--- Start of Material to process ---

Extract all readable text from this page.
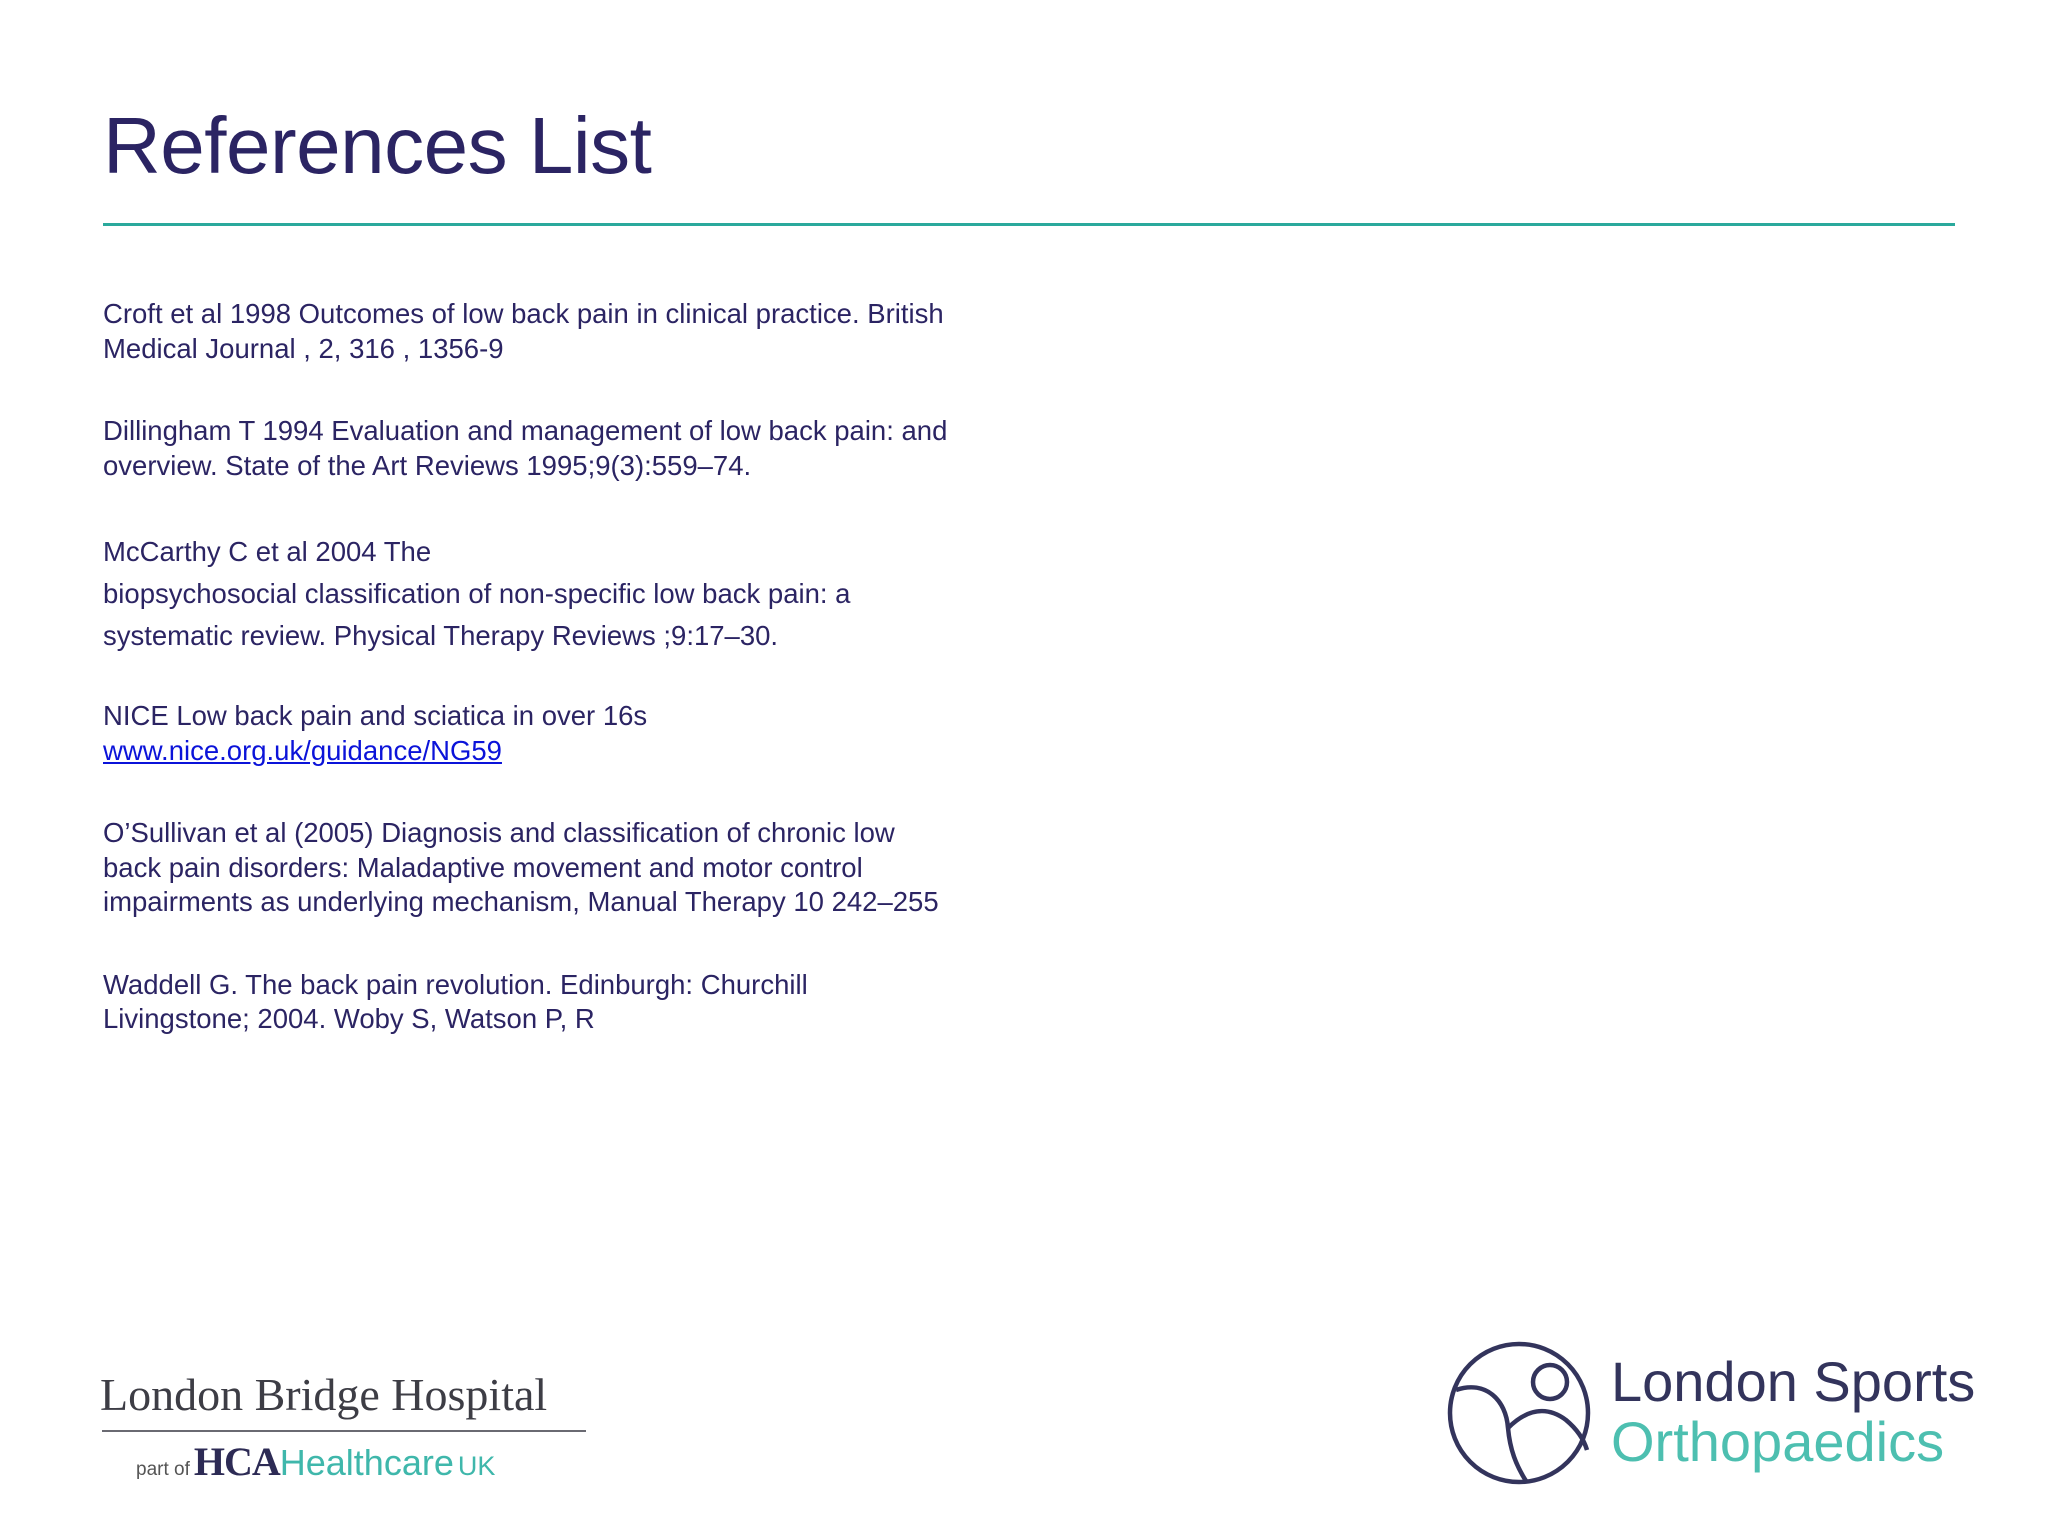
References List
Croft et al 1998 Outcomes of low back pain in clinical practice. British
Medical Journal , 2, 316 , 1356-9
Dillingham T 1994 Evaluation and management of low back pain: and
overview. State of the Art Reviews 1995;9(3):559–74.
McCarthy C et al 2004 The
biopsychosocial classification of non-specific low back pain: a
systematic review. Physical Therapy Reviews ;9:17–30.
NICE Low back pain and sciatica in over 16s
www.nice.org.uk/guidance/NG59
O’Sullivan et al (2005) Diagnosis and classification of chronic low
back pain disorders: Maladaptive movement and motor control
impairments as underlying mechanism, Manual Therapy 10 242–255
Waddell G. The back pain revolution. Edinburgh: Churchill
Livingstone; 2004. Woby S, Watson P, R
London Bridge Hospital
part of HCAHealthcare UK
London Sports
Orthopaedics
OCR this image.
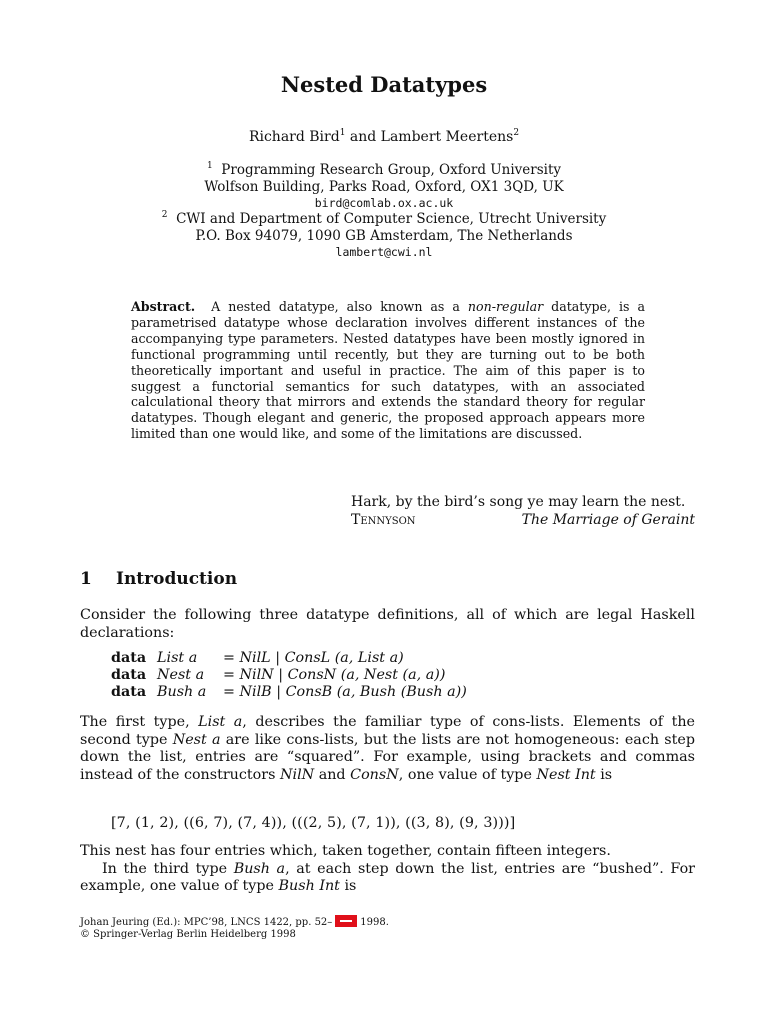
Nested Datatypes
Richard Bird$^1$ and Lambert Meertens$^2$
$^1$ Programming Research Group, Oxford University
Wolfson Building, Parks Road, Oxford, OX1 3QD, UK
bird@comlab.ox.ac.uk
$^2$ CWI and Department of Computer Science, Utrecht University
P.O. Box 94079, 1090 GB Amsterdam, The Netherlands
lambert@cwi.nl
Abstract. A nested datatype, also known as a non-regular datatype, is a parametrised datatype whose declaration involves different instances of the accompanying type parameters. Nested datatypes have been mostly ignored in functional programming until recently, but they are turning out to be both theoretically important and useful in practice. The aim of this paper is to suggest a functorial semantics for such datatypes, with an associated calculational theory that mirrors and extends the standard theory for regular datatypes. Though elegant and generic, the proposed approach appears more limited than one would like, and some of the limitations are discussed.
Hark, by the bird’s song ye may learn the nest.
Tennyson	The Marriage of Geraint
1 Introduction
Consider the following three datatype definitions, all of which are legal Haskell declarations:
data List a	= NilL | ConsL (a, List a)
data Nest a	= NilN | ConsN (a, Nest (a, a))
data Bush a	= NilB | ConsB (a, Bush (Bush a))
The first type, List a, describes the familiar type of cons-lists. Elements of the second type Nest a are like cons-lists, but the lists are not homogeneous: each step down the list, entries are “squared”. For example, using brackets and commas instead of the constructors NilN and ConsN, one value of type Nest Int is
[7, (1, 2), ((6, 7), (7, 4)), (((2, 5), (7, 1)), ((3, 8), (9, 3)))]
This nest has four entries which, taken together, contain fifteen integers.
In the third type Bush a, at each step down the list, entries are “bushed”. For example, one value of type Bush Int is
Johan Jeuring (Ed.): MPC’98, LNCS 1422, pp. 52–	1998.
© Springer-Verlag Berlin Heidelberg 1998
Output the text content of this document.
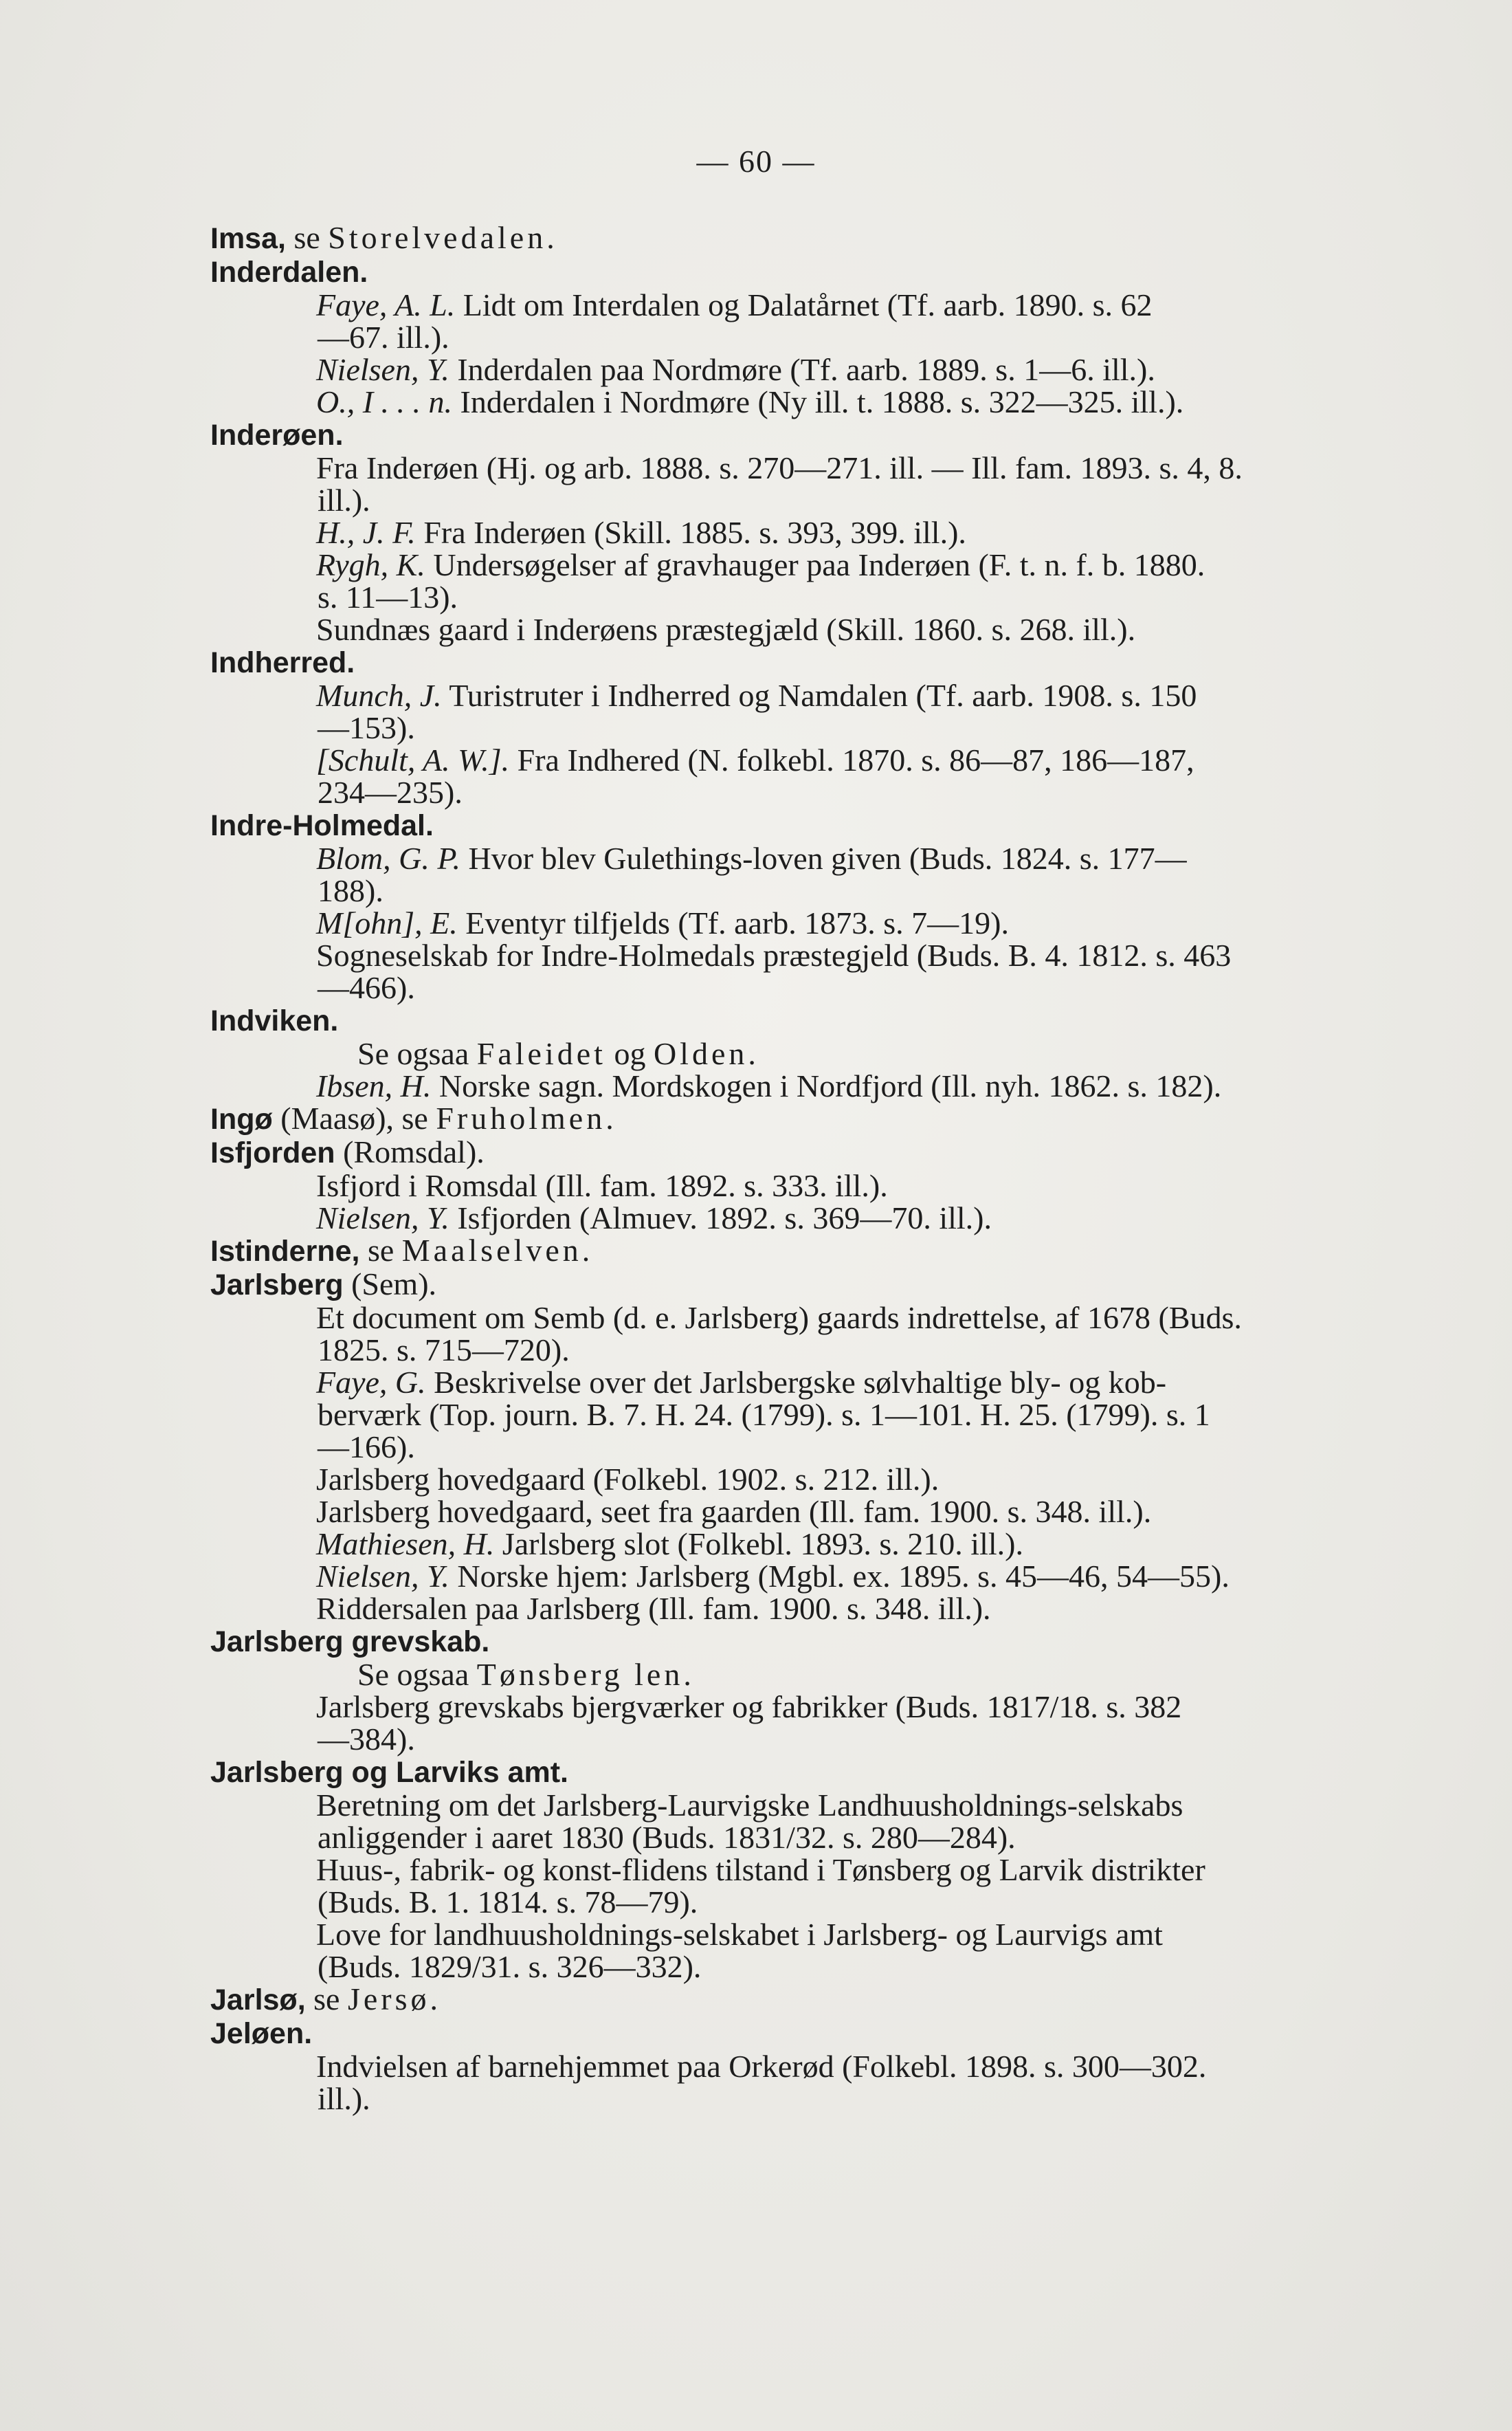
— 60 —
Imsa, se Storelvedalen.
Inderdalen.
Faye, A. L. Lidt om Interdalen og Dalatårnet (Tf. aarb. 1890. s. 62
—67. ill.).
Nielsen, Y. Inderdalen paa Nordmøre (Tf. aarb. 1889. s. 1—6. ill.).
O., I . . . n. Inderdalen i Nordmøre (Ny ill. t. 1888. s. 322—325. ill.).
Inderøen.
Fra Inderøen (Hj. og arb. 1888. s. 270—271. ill. — Ill. fam. 1893. s. 4, 8.
ill.).
H., J. F. Fra Inderøen (Skill. 1885. s. 393, 399. ill.).
Rygh, K. Undersøgelser af gravhauger paa Inderøen (F. t. n. f. b. 1880.
s. 11—13).
Sundnæs gaard i Inderøens præstegjæld (Skill. 1860. s. 268. ill.).
Indherred.
Munch, J. Turistruter i Indherred og Namdalen (Tf. aarb. 1908. s. 150
—153).
[Schult, A. W.]. Fra Indhered (N. folkebl. 1870. s. 86—87, 186—187,
234—235).
Indre-Holmedal.
Blom, G. P. Hvor blev Gulethings-loven given (Buds. 1824. s. 177—
188).
M[ohn], E. Eventyr tilfjelds (Tf. aarb. 1873. s. 7—19).
Sogneselskab for Indre-Holmedals præstegjeld (Buds. B. 4. 1812. s. 463
—466).
Indviken.
Se ogsaa Faleidet og Olden.
Ibsen, H. Norske sagn. Mordskogen i Nordfjord (Ill. nyh. 1862. s. 182).
Ingø (Maasø), se Fruholmen.
Isfjorden (Romsdal).
Isfjord i Romsdal (Ill. fam. 1892. s. 333. ill.).
Nielsen, Y. Isfjorden (Almuev. 1892. s. 369—70. ill.).
Istinderne, se Maalselven.
Jarlsberg (Sem).
Et document om Semb (d. e. Jarlsberg) gaards indrettelse, af 1678 (Buds.
1825. s. 715—720).
Faye, G. Beskrivelse over det Jarlsbergske sølvhaltige bly- og kob-
berværk (Top. journ. B. 7. H. 24. (1799). s. 1—101. H. 25. (1799). s. 1
—166).
Jarlsberg hovedgaard (Folkebl. 1902. s. 212. ill.).
Jarlsberg hovedgaard, seet fra gaarden (Ill. fam. 1900. s. 348. ill.).
Mathiesen, H. Jarlsberg slot (Folkebl. 1893. s. 210. ill.).
Nielsen, Y. Norske hjem: Jarlsberg (Mgbl. ex. 1895. s. 45—46, 54—55).
Riddersalen paa Jarlsberg (Ill. fam. 1900. s. 348. ill.).
Jarlsberg grevskab.
Se ogsaa Tønsberg len.
Jarlsberg grevskabs bjergværker og fabrikker (Buds. 1817/18. s. 382
—384).
Jarlsberg og Larviks amt.
Beretning om det Jarlsberg-Laurvigske Landhuusholdnings-selskabs
anliggender i aaret 1830 (Buds. 1831/32. s. 280—284).
Huus-, fabrik- og konst-flidens tilstand i Tønsberg og Larvik distrikter
(Buds. B. 1. 1814. s. 78—79).
Love for landhuusholdnings-selskabet i Jarlsberg- og Laurvigs amt
(Buds. 1829/31. s. 326—332).
Jarlsø, se Jersø.
Jeløen.
Indvielsen af barnehjemmet paa Orkerød (Folkebl. 1898. s. 300—302.
ill.).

--- End of Material to process ---

- **Written problem**
Tell how many lines in the records above contain "pain", giving the number and no other words.

- **Task answer**
6